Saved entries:
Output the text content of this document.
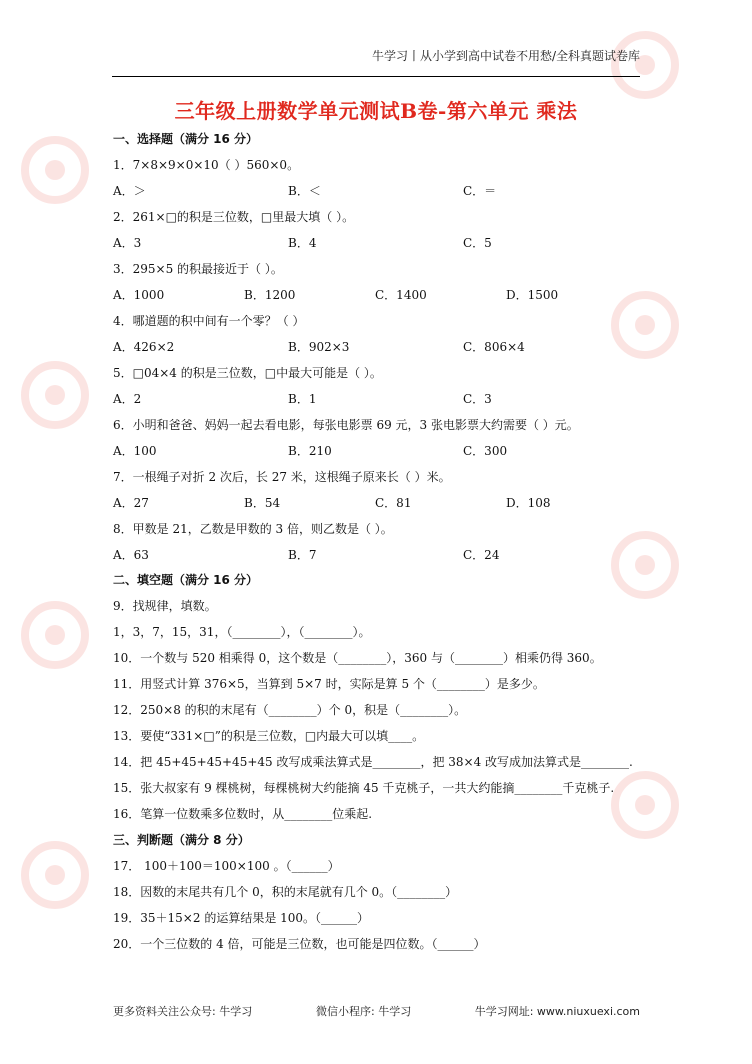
牛学习丨从小学到高中试卷不用愁/全科真题试卷库
三年级上册数学单元测试B卷-第六单元 乘法
一、选择题（满分 16 分）
1．7×8×9×0×10（ ）560×0。
A．＞	B．＜	C．＝
2．261×□的积是三位数，□里最大填（ ）。
A．3	B．4	C．5
3．295×5 的积最接近于（ ）。
A．1000	B．1200	C．1400	D．1500
4．哪道题的积中间有一个零？（ ）
A．426×2	B．902×3	C．806×4
5．□04×4 的积是三位数，□中最大可能是（ ）。
A．2	B．1	C．3
6．小明和爸爸、妈妈一起去看电影，每张电影票 69 元，3 张电影票大约需要（ ）元。
A．100	B．210	C．300
7．一根绳子对折 2 次后，长 27 米，这根绳子原来长（ ）米。
A．27	B．54	C．81	D．108
8．甲数是 21，乙数是甲数的 3 倍，则乙数是（ ）。
A．63	B．7	C．24
二、填空题（满分 16 分）
9．找规律，填数。
1，3，7，15，31，（________），（________）。
10．一个数与 520 相乘得 0，这个数是（________），360 与（________）相乘仍得 360。
11．用竖式计算 376×5，当算到 5×7 时，实际是算 5 个（________）是多少。
12．250×8 的积的末尾有（________）个 0，积是（________）。
13．要使“331×□”的积是三位数，□内最大可以填____。
14．把 45+45+45+45+45 改写成乘法算式是________，把 38×4 改写成加法算式是________.
15．张大叔家有 9 棵桃树，每棵桃树大约能摘 45 千克桃子，一共大约能摘________千克桃子.
16．笔算一位数乘多位数时，从________位乘起.
三、判断题（满分 8 分）
17． 100＋100＝100×100 。（______）
18．因数的末尾共有几个 0，积的末尾就有几个 0。（________）
19．35＋15×2 的运算结果是 100。（______）
20．一个三位数的 4 倍，可能是三位数，也可能是四位数。（______）
更多资料关注公众号: 牛学习	微信小程序: 牛学习	牛学习网址: www.niuxuexi.com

WHAT THE EXERCISE ASKS:
Go through the listing above and quote it exactly, apart from its images.

RESPONSE TO THE TASK:
Output the text content of this document.
牛学习丨从小学到高中试卷不用愁/全科真题试卷库
三年级上册数学单元测试B卷-第六单元 乘法
一、选择题（满分 16 分）
1．7×8×9×0×10（ ）560×0。
A．＞	B．＜	C．＝
2．261×□的积是三位数，□里最大填（ ）。
A．3	B．4	C．5
3．295×5 的积最接近于（ ）。
A．1000	B．1200	C．1400	D．1500
4．哪道题的积中间有一个零？（ ）
A．426×2	B．902×3	C．806×4
5．□04×4 的积是三位数，□中最大可能是（ ）。
A．2	B．1	C．3
6．小明和爸爸、妈妈一起去看电影，每张电影票 69 元，3 张电影票大约需要（ ）元。
A．100	B．210	C．300
7．一根绳子对折 2 次后，长 27 米，这根绳子原来长（ ）米。
A．27	B．54	C．81	D．108
8．甲数是 21，乙数是甲数的 3 倍，则乙数是（ ）。
A．63	B．7	C．24
二、填空题（满分 16 分）
9．找规律，填数。
1，3，7，15，31，（________），（________）。
10．一个数与 520 相乘得 0，这个数是（________），360 与（________）相乘仍得 360。
11．用竖式计算 376×5，当算到 5×7 时，实际是算 5 个（________）是多少。
12．250×8 的积的末尾有（________）个 0，积是（________）。
13．要使“331×□”的积是三位数，□内最大可以填____。
14．把 45+45+45+45+45 改写成乘法算式是________，把 38×4 改写成加法算式是________.
15．张大叔家有 9 棵桃树，每棵桃树大约能摘 45 千克桃子，一共大约能摘________千克桃子.
16．笔算一位数乘多位数时，从________位乘起.
三、判断题（满分 8 分）
17． 100＋100＝100×100 。（______）
18．因数的末尾共有几个 0，积的末尾就有几个 0。（________）
19．35＋15×2 的运算结果是 100。（______）
20．一个三位数的 4 倍，可能是三位数，也可能是四位数。（______）
更多资料关注公众号: 牛学习	微信小程序: 牛学习	牛学习网址: www.niuxuexi.com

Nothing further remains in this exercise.